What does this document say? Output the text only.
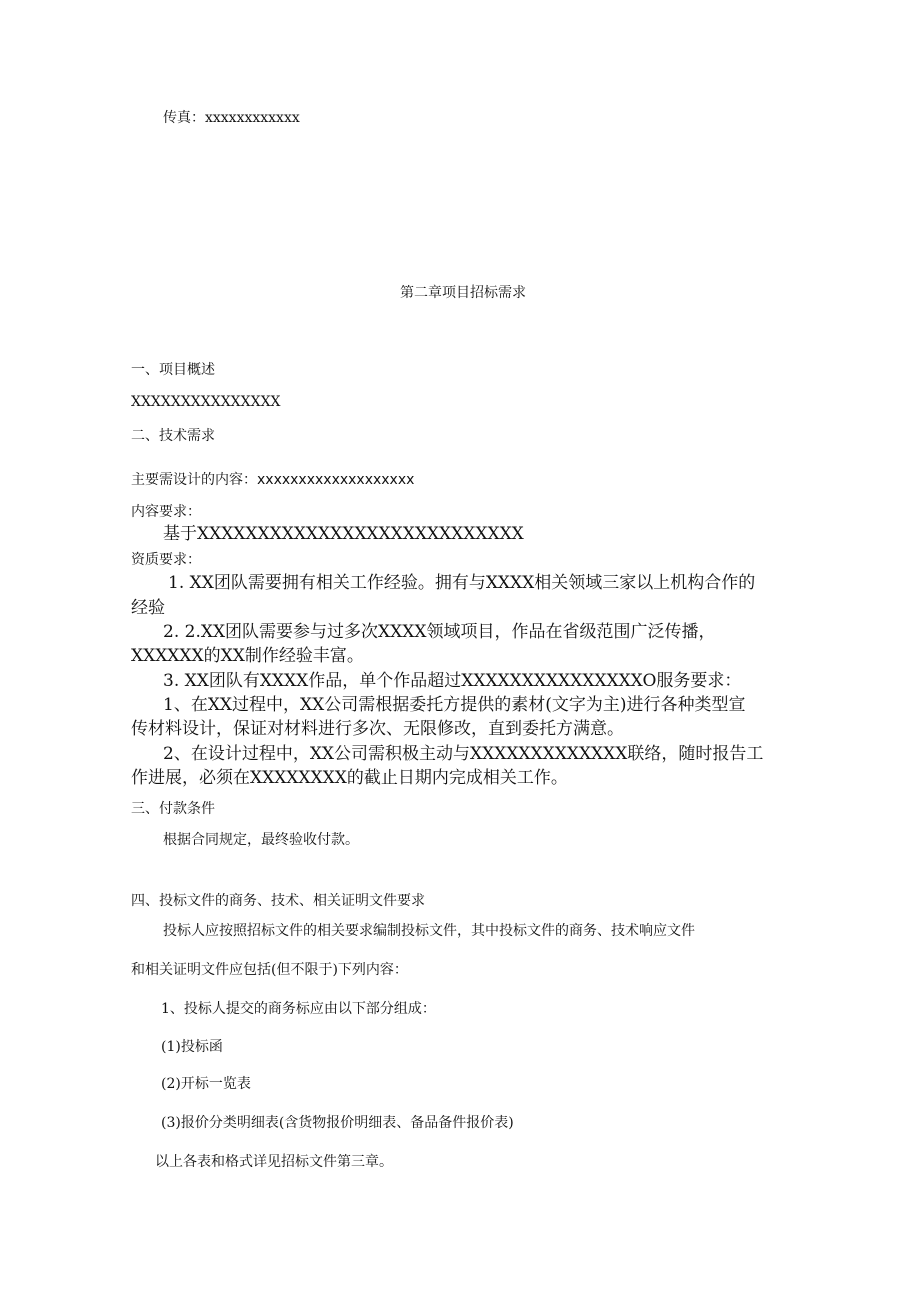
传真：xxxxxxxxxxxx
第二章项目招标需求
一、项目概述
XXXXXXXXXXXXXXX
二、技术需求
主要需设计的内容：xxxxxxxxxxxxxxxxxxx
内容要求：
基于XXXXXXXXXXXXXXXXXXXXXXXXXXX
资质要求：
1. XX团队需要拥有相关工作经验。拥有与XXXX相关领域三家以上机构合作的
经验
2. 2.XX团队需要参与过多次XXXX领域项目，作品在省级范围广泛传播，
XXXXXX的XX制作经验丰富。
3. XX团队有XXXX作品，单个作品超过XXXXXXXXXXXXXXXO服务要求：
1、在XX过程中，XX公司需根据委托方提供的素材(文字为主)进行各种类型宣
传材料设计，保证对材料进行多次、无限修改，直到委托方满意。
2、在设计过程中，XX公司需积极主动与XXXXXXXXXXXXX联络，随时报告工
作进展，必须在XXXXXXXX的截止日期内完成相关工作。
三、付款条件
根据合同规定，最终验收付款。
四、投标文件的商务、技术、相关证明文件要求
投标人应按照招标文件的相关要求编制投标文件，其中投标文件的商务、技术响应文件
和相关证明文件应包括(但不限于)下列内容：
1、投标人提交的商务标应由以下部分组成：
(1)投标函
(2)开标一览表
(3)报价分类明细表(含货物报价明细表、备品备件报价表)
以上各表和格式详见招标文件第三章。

> WRITTEN EXERCISE:
The pictures in the entries should be left out; output everything else exactly.

> ANSWER IN FULL:
What does this document say? Output the text only.
传真：xxxxxxxxxxxx
第二章项目招标需求
一、项目概述
XXXXXXXXXXXXXXX
二、技术需求
主要需设计的内容：xxxxxxxxxxxxxxxxxxx
内容要求：
基于XXXXXXXXXXXXXXXXXXXXXXXXXXX
资质要求：
1. XX团队需要拥有相关工作经验。拥有与XXXX相关领域三家以上机构合作的
经验
2. 2.XX团队需要参与过多次XXXX领域项目，作品在省级范围广泛传播，
XXXXXX的XX制作经验丰富。
3. XX团队有XXXX作品，单个作品超过XXXXXXXXXXXXXXXO服务要求：
1、在XX过程中，XX公司需根据委托方提供的素材(文字为主)进行各种类型宣
传材料设计，保证对材料进行多次、无限修改，直到委托方满意。
2、在设计过程中，XX公司需积极主动与XXXXXXXXXXXXX联络，随时报告工
作进展，必须在XXXXXXXX的截止日期内完成相关工作。
三、付款条件
根据合同规定，最终验收付款。
四、投标文件的商务、技术、相关证明文件要求
投标人应按照招标文件的相关要求编制投标文件，其中投标文件的商务、技术响应文件
和相关证明文件应包括(但不限于)下列内容：
1、投标人提交的商务标应由以下部分组成：
(1)投标函
(2)开标一览表
(3)报价分类明细表(含货物报价明细表、备品备件报价表)
以上各表和格式详见招标文件第三章。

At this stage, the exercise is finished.